You're learning by trying, form tools are generally a prick to get dialed in. Most just rough close and finish with a file and emery, there's a big load going on and sometimes the machine just doesn't cope well.
 
@??? It's a Meuser M00L similar to what's shown here:


What model lathe do you have that will take this cut without chattering?


@sfriedberg Yes I have tried putting a land on the edge with a diamond hone. Made no difference. Also chatters the same on 1045 steel. Do you have a lathe that will cut an R.25 without chatter?
 
Just cut one for you.

Lathe Victor 400x750, probably around 1400 kg and super beefy.
Tool old radius end mill, hence the drag lines. No rake, plenty of back clearance.
Not set up at absolutely correct height.
Speed 375 rpm
Brass
Chatter zero
IMG_20240425_111056_MP.jpg
 
Thanks @??? I really appreciate it!

Left work for the day, but will try a setup more like yours tomorrow.
 
I honed the edge with a diamond rat tail until it wouldn't shave my fingernail anymore. No difference.

Can your lathe take this cut without chattering?

DATA EXTRACT:
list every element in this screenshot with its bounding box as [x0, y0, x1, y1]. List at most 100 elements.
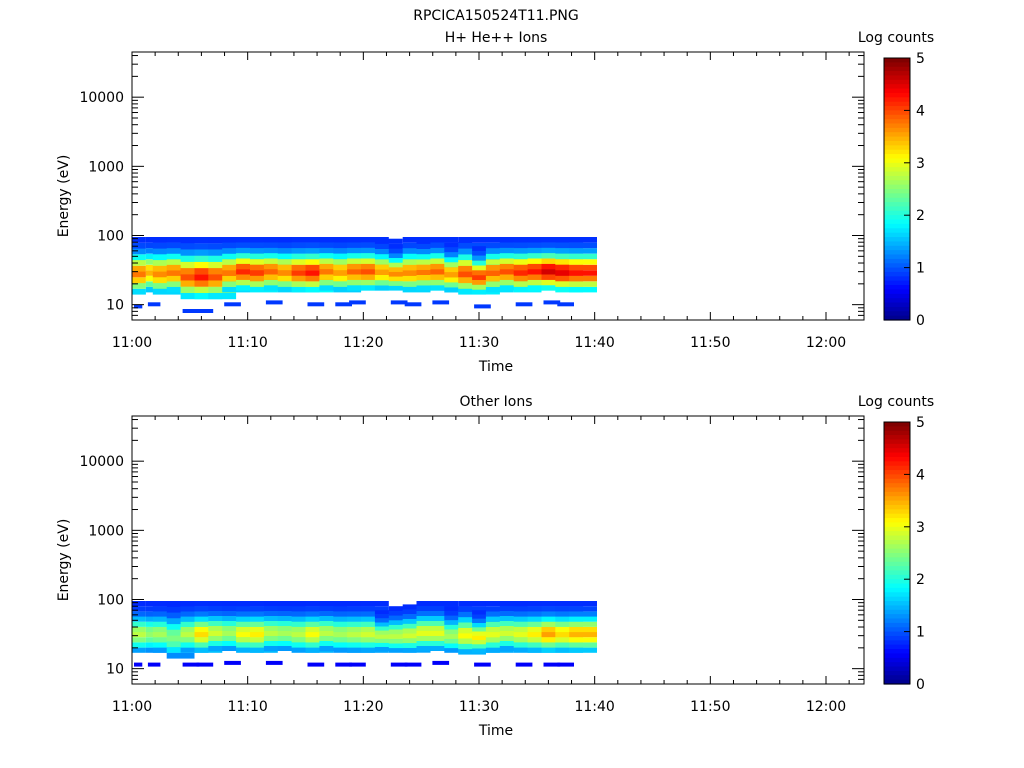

WHAT TO PRODUCE:
Transcribe the forum thread about lathe chatter from "Speed 375 rpm" to "anymore. No difference.". The listing has no role here.

FULL RESPONSE:
Speed 375 rpm
Brass
Chatter zero
IMG_20240425_111056_MP.jpg
 
Thanks @??? I really appreciate it!

Left work for the day, but will try a setup more like yours tomorrow.
 
I honed the edge with a diamond rat tail until it wouldn't shave my fingernail anymore. No difference.